● **REQUIRED WORK**
All of the material below is to be restated word for word, apart from the pictures.

● **RAW DATA**
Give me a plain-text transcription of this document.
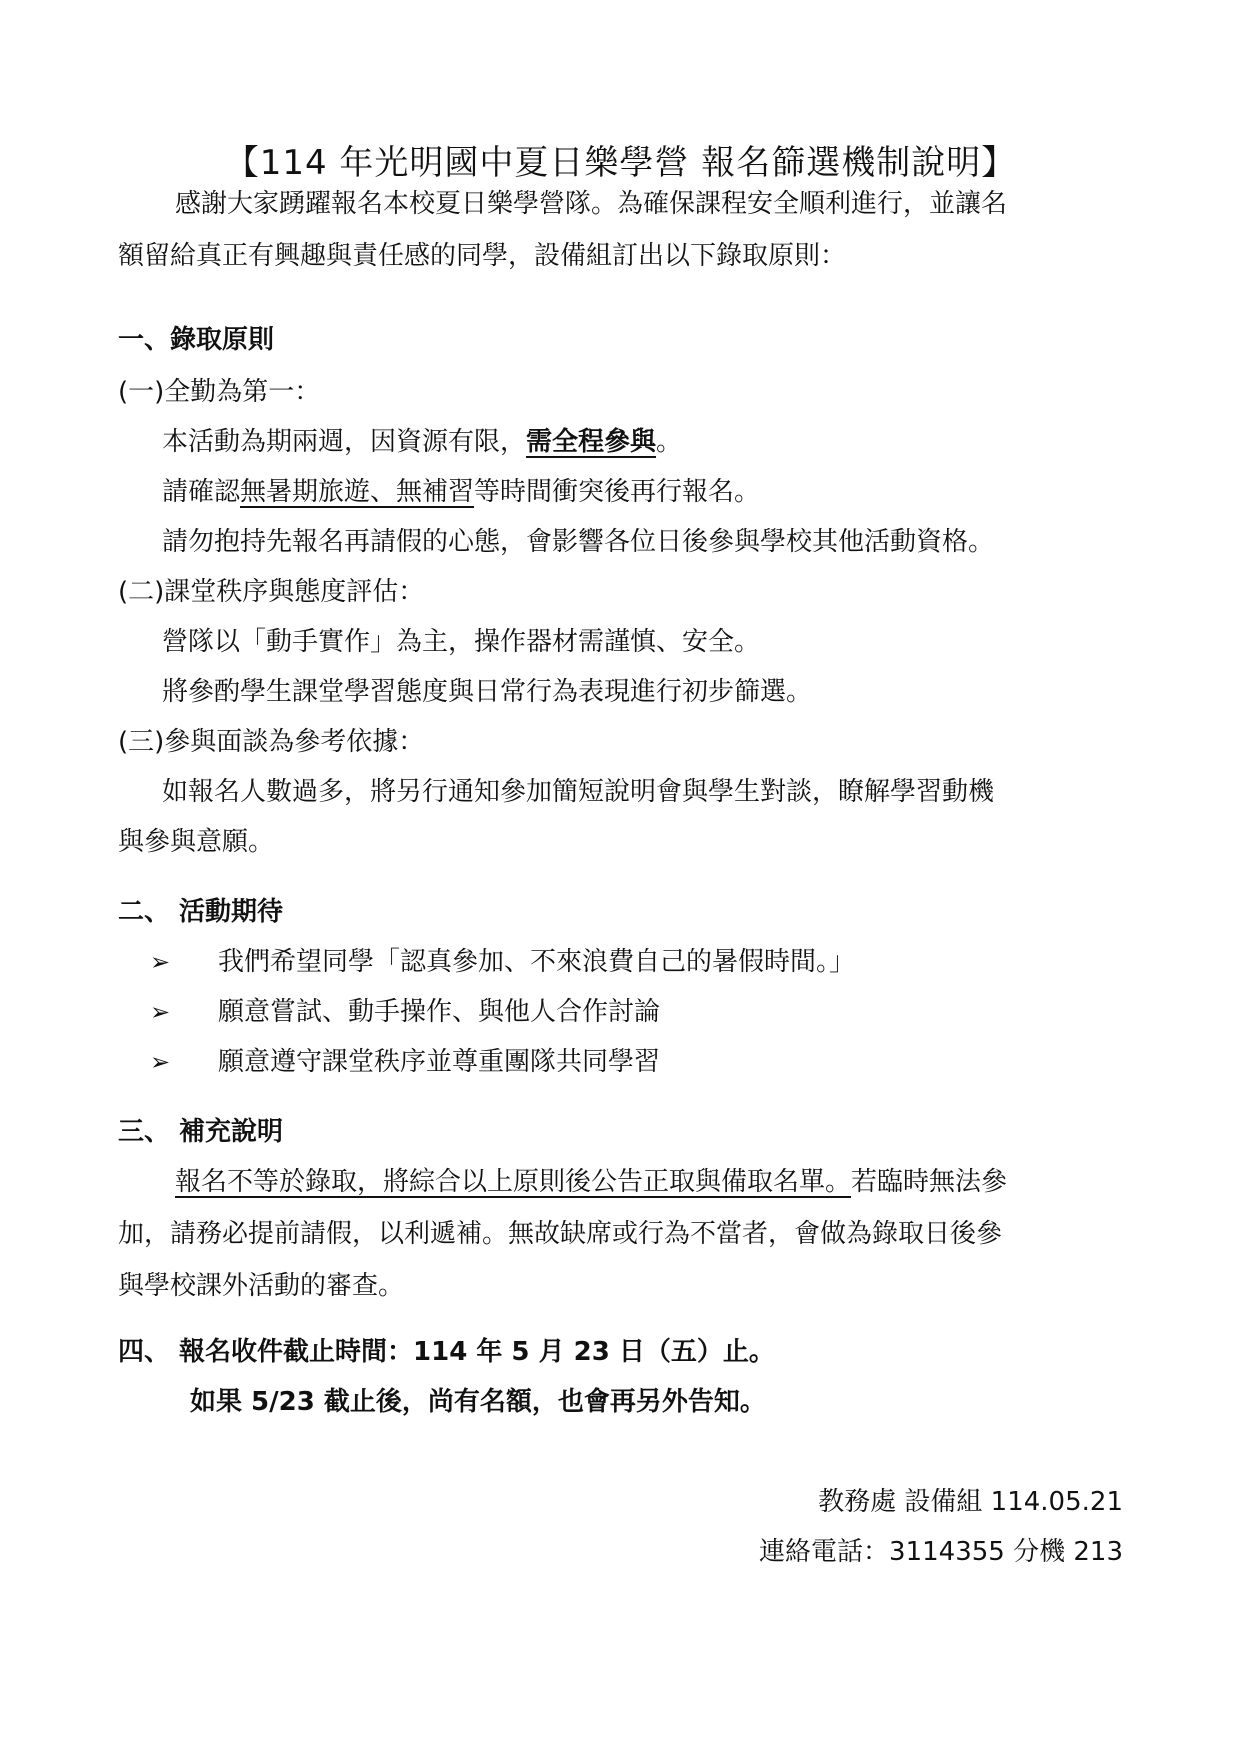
【114 年光明國中夏日樂學營 報名篩選機制說明】

感謝大家踴躍報名本校夏日樂學營隊。為確保課程安全順利進行，並讓名

額留給真正有興趣與責任感的同學，設備組訂出以下錄取原則：

一、錄取原則

(一)全勤為第一：

本活動為期兩週，因資源有限，需全程參與。

請確認無暑期旅遊、無補習等時間衝突後再行報名。

請勿抱持先報名再請假的心態，會影響各位日後參與學校其他活動資格。

(二)課堂秩序與態度評估：

營隊以「動手實作」為主，操作器材需謹慎、安全。

將參酌學生課堂學習態度與日常行為表現進行初步篩選。

(三)參與面談為參考依據：

如報名人數過多，將另行通知參加簡短說明會與學生對談，瞭解學習動機

與參與意願。

二、 活動期待

➢ 我們希望同學「認真參加、不來浪費自己的暑假時間。」

➢ 願意嘗試、動手操作、與他人合作討論

➢ 願意遵守課堂秩序並尊重團隊共同學習

三、 補充說明

報名不等於錄取，將綜合以上原則後公告正取與備取名單。若臨時無法參

加，請務必提前請假，以利遞補。無故缺席或行為不當者，會做為錄取日後參

與學校課外活動的審查。

四、 報名收件截止時間：114 年 5 月 23 日（五）止。

如果 5/23 截止後，尚有名額，也會再另外告知。

教務處 設備組 114.05.21
連絡電話：3114355 分機 213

● **OUTPUT OF THE TASK**
Give me a plain-text transcription of this document.
【114 年光明國中夏日樂學營 報名篩選機制說明】

感謝大家踴躍報名本校夏日樂學營隊。為確保課程安全順利進行，並讓名

額留給真正有興趣與責任感的同學，設備組訂出以下錄取原則：

一、錄取原則

(一)全勤為第一：

本活動為期兩週，因資源有限，需全程參與。

請確認無暑期旅遊、無補習等時間衝突後再行報名。

請勿抱持先報名再請假的心態，會影響各位日後參與學校其他活動資格。

(二)課堂秩序與態度評估：

營隊以「動手實作」為主，操作器材需謹慎、安全。

將參酌學生課堂學習態度與日常行為表現進行初步篩選。

(三)參與面談為參考依據：

如報名人數過多，將另行通知參加簡短說明會與學生對談，瞭解學習動機

與參與意願。

二、 活動期待

➢ 我們希望同學「認真參加、不來浪費自己的暑假時間。」

➢ 願意嘗試、動手操作、與他人合作討論

➢ 願意遵守課堂秩序並尊重團隊共同學習

三、 補充說明

報名不等於錄取，將綜合以上原則後公告正取與備取名單。若臨時無法參

加，請務必提前請假，以利遞補。無故缺席或行為不當者，會做為錄取日後參

與學校課外活動的審查。

四、 報名收件截止時間：114 年 5 月 23 日（五）止。

如果 5/23 截止後，尚有名額，也會再另外告知。

教務處 設備組 114.05.21
連絡電話：3114355 分機 213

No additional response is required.